__Exercise description__.
Your task is to repeat the entries underneath exactly, minus the pictures.

__Data shown__.
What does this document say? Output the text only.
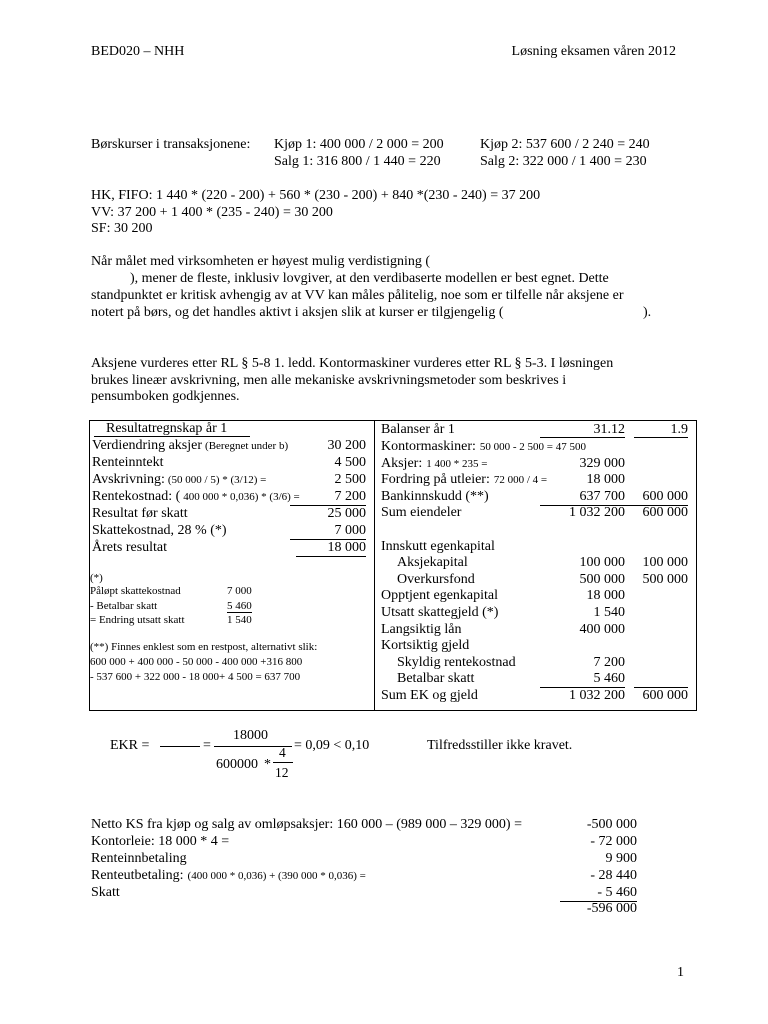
BED020 – NHH	Løsning eksamen våren 2012
Børskurser i transaksjonene: Kjøp 1: 400 000 / 2 000 = 200	Kjøp 2: 537 600 / 2 240 = 240
Salg 1: 316 800 / 1 440 = 220	Salg 2: 322 000 / 1 400 = 230
HK, FIFO: 1 440 * (220 - 200) + 560 * (230 - 200) + 840 *(230 - 240) = 37 200
VV: 37 200 + 1 400 * (235 - 240) = 30 200
SF: 30 200
Når målet med virksomheten er høyest mulig verdistigning (
), mener de fleste, inklusiv lovgiver, at den verdibaserte modellen er best egnet. Dette
standpunktet er kritisk avhengig av at VV kan måles pålitelig, noe som er tilfelle når aksjene er
notert på børs, og det handles aktivt i aksjen slik at kurser er tilgjengelig (	).
Aksjene vurderes etter RL § 5-8 1. ledd. Kontormaskiner vurderes etter RL § 5-3. I løsningen
brukes lineær avskrivning, men alle mekaniske avskrivningsmetoder som beskrives i
pensumboken godkjennes.
Resultatregnskap år 1
Verdiendring aksjer (Beregnet under b)	30 200
Renteinntekt	4 500
Avskrivning: (50 000 / 5) * (3/12) =	2 500
Rentekostnad: ( 400 000 * 0,036) * (3/6) =	7 200
Resultat før skatt	25 000
Skattekostnad, 28 % (*)	7 000
Årets resultat	18 000
(*)
Påløpt skattekostnad	7 000
- Betalbar skatt	5 460
= Endring utsatt skatt	1 540
(**) Finnes enklest som en restpost, alternativt slik:
600 000 + 400 000 - 50 000 - 400 000 +316 800
- 537 600 + 322 000 - 18 000+ 4 500 = 637 700
Balanser år 1	31.12	1.9
Kontormaskiner: 50 000 - 2 500 = 47 500
Aksjer: 1 400 * 235 =	329 000
Fordring på utleier: 72 000 / 4 =	18 000
Bankinnskudd (**)	637 700	600 000
Sum eiendeler	1 032 200	600 000
Innskutt egenkapital
Aksjekapital	100 000	100 000
Overkursfond	500 000	500 000
Opptjent egenkapital	18 000
Utsatt skattegjeld (*)	1 540
Langsiktig lån	400 000
Kortsiktig gjeld
Skyldig rentekostnad	7 200
Betalbar skatt	5 460
Sum EK og gjeld	1 032 200	600 000
EKR =	=
18000
600000 *
4
12
= 0,09 < 0,10	Tilfredsstiller ikke kravet.
Netto KS fra kjøp og salg av omløpsaksjer: 160 000 – (989 000 – 329 000) =	-500 000
Kontorleie: 18 000 * 4 =	- 72 000
Renteinnbetaling	9 900
Renteutbetaling: (400 000 * 0,036) + (390 000 * 0,036) =	- 28 440
Skatt	- 5 460
-596 000
1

__Output of the task__.
What does this document say? Output the text only.
BED020 – NHH	Løsning eksamen våren 2012
Børskurser i transaksjonene: Kjøp 1: 400 000 / 2 000 = 200	Kjøp 2: 537 600 / 2 240 = 240
Salg 1: 316 800 / 1 440 = 220	Salg 2: 322 000 / 1 400 = 230
HK, FIFO: 1 440 * (220 - 200) + 560 * (230 - 200) + 840 *(230 - 240) = 37 200
VV: 37 200 + 1 400 * (235 - 240) = 30 200
SF: 30 200
Når målet med virksomheten er høyest mulig verdistigning (
), mener de fleste, inklusiv lovgiver, at den verdibaserte modellen er best egnet. Dette
standpunktet er kritisk avhengig av at VV kan måles pålitelig, noe som er tilfelle når aksjene er
notert på børs, og det handles aktivt i aksjen slik at kurser er tilgjengelig (	).
Aksjene vurderes etter RL § 5-8 1. ledd. Kontormaskiner vurderes etter RL § 5-3. I løsningen
brukes lineær avskrivning, men alle mekaniske avskrivningsmetoder som beskrives i
pensumboken godkjennes.
Resultatregnskap år 1
Verdiendring aksjer (Beregnet under b)	30 200
Renteinntekt	4 500
Avskrivning: (50 000 / 5) * (3/12) =	2 500
Rentekostnad: ( 400 000 * 0,036) * (3/6) =	7 200
Resultat før skatt	25 000
Skattekostnad, 28 % (*)	7 000
Årets resultat	18 000
(*)
Påløpt skattekostnad	7 000
- Betalbar skatt	5 460
= Endring utsatt skatt	1 540
(**) Finnes enklest som en restpost, alternativt slik:
600 000 + 400 000 - 50 000 - 400 000 +316 800
- 537 600 + 322 000 - 18 000+ 4 500 = 637 700
Balanser år 1	31.12	1.9
Kontormaskiner: 50 000 - 2 500 = 47 500
Aksjer: 1 400 * 235 =	329 000
Fordring på utleier: 72 000 / 4 =	18 000
Bankinnskudd (**)	637 700	600 000
Sum eiendeler	1 032 200	600 000
Innskutt egenkapital
Aksjekapital	100 000	100 000
Overkursfond	500 000	500 000
Opptjent egenkapital	18 000
Utsatt skattegjeld (*)	1 540
Langsiktig lån	400 000
Kortsiktig gjeld
Skyldig rentekostnad	7 200
Betalbar skatt	5 460
Sum EK og gjeld	1 032 200	600 000
EKR =	=
18000
600000 *
4
12
= 0,09 < 0,10	Tilfredsstiller ikke kravet.
Netto KS fra kjøp og salg av omløpsaksjer: 160 000 – (989 000 – 329 000) =	-500 000
Kontorleie: 18 000 * 4 =	- 72 000
Renteinnbetaling	9 900
Renteutbetaling: (400 000 * 0,036) + (390 000 * 0,036) =	- 28 440
Skatt	- 5 460
-596 000
1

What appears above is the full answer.